- **DEINE AUFGABEN**:
1. Gib aus dem Forenthread über Lieblingsbücher den Abschnitt von „1.Der Wüstenplanet“ bis einschließlich „(26. Oktober 2004)“ wortgetreu aus.
2. Als Anhänger welcher beiden Autoren bezeichnet sich Ultraflip im Forenthread über Lieblingsbücher?

- **AUSGEWÄHLTER TEXT**:

____

Du liest auch die Bibel? Schön zu hören, dass ich da nicht ganz alleine auf weiter Flur bin.
Und Ok, Du hast Recht. Gott hat die Bibel nicht geschrieben. Aber ich gehe davon aus, dass er sie diktiert hat!

redlama


----------



## Ultraflip (18. Oktober 2004)

Ich bin auch Douglas Adams und Tolkien Anhänger ... Ansonsten: King Arthur und Fachlit.


----------



## MrBombast (18. Oktober 2004)

1. Illuminati
2. Sakrileg
3.Herr der Ringe
4.Der kleine Hobbit


----------



## funnytommy (23. Oktober 2004)

1. Engel und Joe von Kai Hermann
2. Triologie Herr der Ringe
3. Das Tagebuch der Ellen Rinbauer von Joyce Reardon
4. Im Strudel der Abenteuer von Enid Blyton
5. Der kleine Hobbit


----------



## Java/CppProgrammer (23. Oktober 2004)

1.Der Wüstenplanet
2. Der Herr des Wüstenplaneten
3. Die Kinder des Wüstenplaneten 
4. Der Gottkaiser des Wüstenplaneten
5. Die Ketzer des Wüstenplaneten 
(6. Die Ordensburg des Wüstenplaneten)


----------



## möp (26. Oktober 2004)

____

- **Datensätze aus einem Datenbestand**:
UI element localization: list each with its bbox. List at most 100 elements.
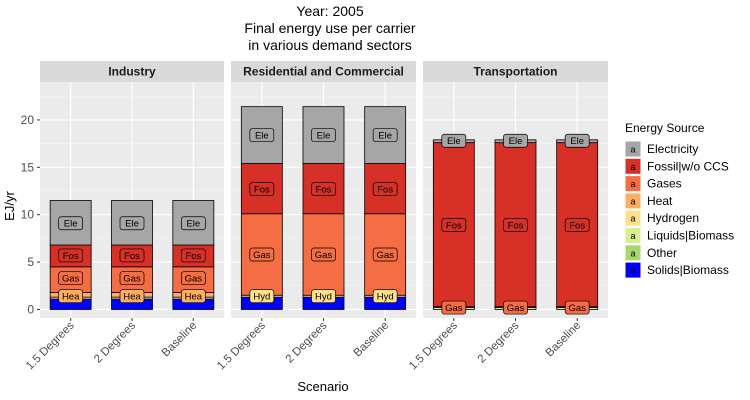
segment-label-text: Hea xyxy=(123,292,141,303)
segment-label-text: Fos xyxy=(508,221,524,232)
segment-label-fossil-w-o-ccs: Fos xyxy=(441,218,467,232)
legend-key-glyph: a xyxy=(630,196,635,206)
facet-strip xyxy=(231,61,416,82)
legend-item-liquids-biomass: a Liquids|Biomass xyxy=(624,227,734,244)
segment-label-text: Ele xyxy=(570,136,584,147)
segment-label-box xyxy=(119,289,145,304)
legend-key xyxy=(624,227,642,244)
legend-label: Solids|Biomass xyxy=(647,263,729,277)
segment-label-fossil-w-o-ccs: Fos xyxy=(564,218,590,232)
segment-label-text: Gas xyxy=(507,303,525,314)
segment-label-box xyxy=(180,248,206,263)
segment-label-box xyxy=(119,216,145,231)
facet-industry: Industry Hea Gas Fos Ele Hea Gas Fos Ele Hea Gas Fo… xyxy=(24,61,224,372)
segment-label-text: Fos xyxy=(316,185,332,196)
segment-label-hydrogen: Hyd xyxy=(249,289,275,304)
legend-label: Liquids|Biomass xyxy=(647,229,734,243)
segment-label-electricity: Ele xyxy=(58,216,84,231)
x-tick-label: 2 Degrees xyxy=(284,319,330,365)
legend-label: Hydrogen xyxy=(647,211,699,225)
segment-label-box xyxy=(311,128,336,142)
segment-label-text: Ele xyxy=(186,219,200,230)
segment-label-box xyxy=(372,182,398,196)
legend-key-glyph: a xyxy=(630,214,635,224)
bar-1-5-degrees: Hyd Gas Fos Ele xyxy=(240,106,283,310)
segment-label-text: Hyd xyxy=(315,292,332,303)
segment-label-fossil-w-o-ccs: Fos xyxy=(180,248,206,263)
segment-label-box xyxy=(503,133,528,148)
facet-strip xyxy=(423,61,608,82)
legend-key-glyph: a xyxy=(630,179,635,189)
legend-item-electricity: a Electricity xyxy=(624,140,698,158)
facet-strip-label: Industry xyxy=(108,65,156,79)
chart-title-line-1: Year: 2005 xyxy=(296,3,363,19)
segment-label-text: Gas xyxy=(123,274,141,285)
x-axis-title: Scenario xyxy=(297,379,348,394)
y-axis-title: EJ/yr xyxy=(2,191,17,221)
legend-key xyxy=(624,261,642,279)
segment-label-text: Gas xyxy=(253,250,271,261)
bar-2-degrees: Hyd Gas Fos Ele xyxy=(302,106,345,310)
bar-1-5-degrees: Gas Fos Ele xyxy=(432,133,475,315)
segment-label-box xyxy=(58,248,84,263)
legend: Energy Source a Electricity a Fossil|w/o CC… xyxy=(624,121,734,279)
segment-label-heat: Hea xyxy=(119,289,145,304)
segment-label-box xyxy=(58,289,84,304)
segment-label-box xyxy=(503,300,528,315)
y-tick-label: 15 xyxy=(21,160,35,174)
segment-label-gases: Gas xyxy=(311,247,336,262)
facet-strip-label: Residential and Commercial xyxy=(243,65,404,79)
segment-label-box xyxy=(311,289,336,304)
segment-label-gases: Gas xyxy=(249,247,275,262)
segment-label-box xyxy=(58,216,84,231)
chart-title: Year: 2005 Final energy use per carrier … xyxy=(244,3,416,53)
segment-label-electricity: Ele xyxy=(564,133,590,148)
y-axis: 0 5 10 15 20 xyxy=(21,113,40,316)
bar-baseline: Hyd Gas Fos Ele xyxy=(364,106,407,310)
bar-2-degrees: Gas Fos Ele xyxy=(494,133,537,315)
chart-title-line-2: Final energy use per carrier xyxy=(244,20,416,36)
legend-label: Heat xyxy=(647,194,673,208)
segment-label-box xyxy=(249,247,275,262)
segment-label-box xyxy=(180,271,206,286)
legend-key xyxy=(624,157,642,175)
segment-label-gases: Gas xyxy=(180,271,206,286)
segment-label-gases: Gas xyxy=(58,271,84,286)
segment-label-text: Fos xyxy=(377,185,393,196)
segment-label-heat: Hea xyxy=(180,289,206,304)
x-tick-label: 1.5 Degrees xyxy=(24,319,77,372)
segment-label-electricity: Ele xyxy=(249,128,275,142)
segment-label-text: Fos xyxy=(446,221,462,232)
x-tick-label: 2 Degrees xyxy=(92,319,138,365)
y-tick-label: 0 xyxy=(27,302,34,316)
legend-key-glyph: a xyxy=(630,248,635,258)
segment-label-box xyxy=(372,128,398,142)
legend-item-solids-biomass: a Solids|Biomass xyxy=(624,261,729,279)
bar-baseline: Hea Gas Fos Ele xyxy=(172,200,215,310)
segment-label-box xyxy=(58,271,84,286)
segment-label-text: Hyd xyxy=(377,292,394,303)
segment-label-text: Fos xyxy=(124,251,140,262)
segment-label-fossil-w-o-ccs: Fos xyxy=(372,182,398,196)
segment-label-fossil-w-o-ccs: Fos xyxy=(119,248,145,263)
segment-label-gases: Gas xyxy=(503,300,528,315)
legend-item-gases: a Gases xyxy=(624,175,682,193)
segment-label-fossil-w-o-ccs: Fos xyxy=(58,248,84,263)
legend-label: Fossil|w/o CCS xyxy=(647,159,729,173)
segment-label-box xyxy=(564,133,590,148)
segment-label-text: Ele xyxy=(378,130,392,141)
segment-label-box xyxy=(564,300,590,315)
segment-label-box xyxy=(372,289,398,304)
segment-label-text: Ele xyxy=(509,136,523,147)
segment-label-text: Fos xyxy=(185,251,201,262)
segment-label-text: Gas xyxy=(185,274,203,285)
legend-key xyxy=(624,175,642,193)
y-tick-label: 20 xyxy=(21,113,35,127)
segment-label-box xyxy=(119,271,145,286)
segment-label-box xyxy=(180,289,206,304)
segment-label-hydrogen: Hyd xyxy=(311,289,336,304)
legend-label: Other xyxy=(647,246,677,260)
legend-label: Gases xyxy=(647,177,682,191)
chart-title-line-3: in various demand sectors xyxy=(248,37,411,53)
legend-item-fossil-w-o-ccs: a Fossil|w/o CCS xyxy=(624,157,729,175)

____

- **LÖSUNGEN**:
1.
1.Der Wüstenplanet
2. Der Herr des Wüstenplaneten
3. Die Kinder des Wüstenplaneten 
4. Der Gottkaiser des Wüstenplaneten
5. Die Ketzer des Wüstenplaneten 
(6. Die Ordensburg des Wüstenplaneten)


----------



## möp (26. Oktober 2004)

2. Douglas Adams und Tolkien.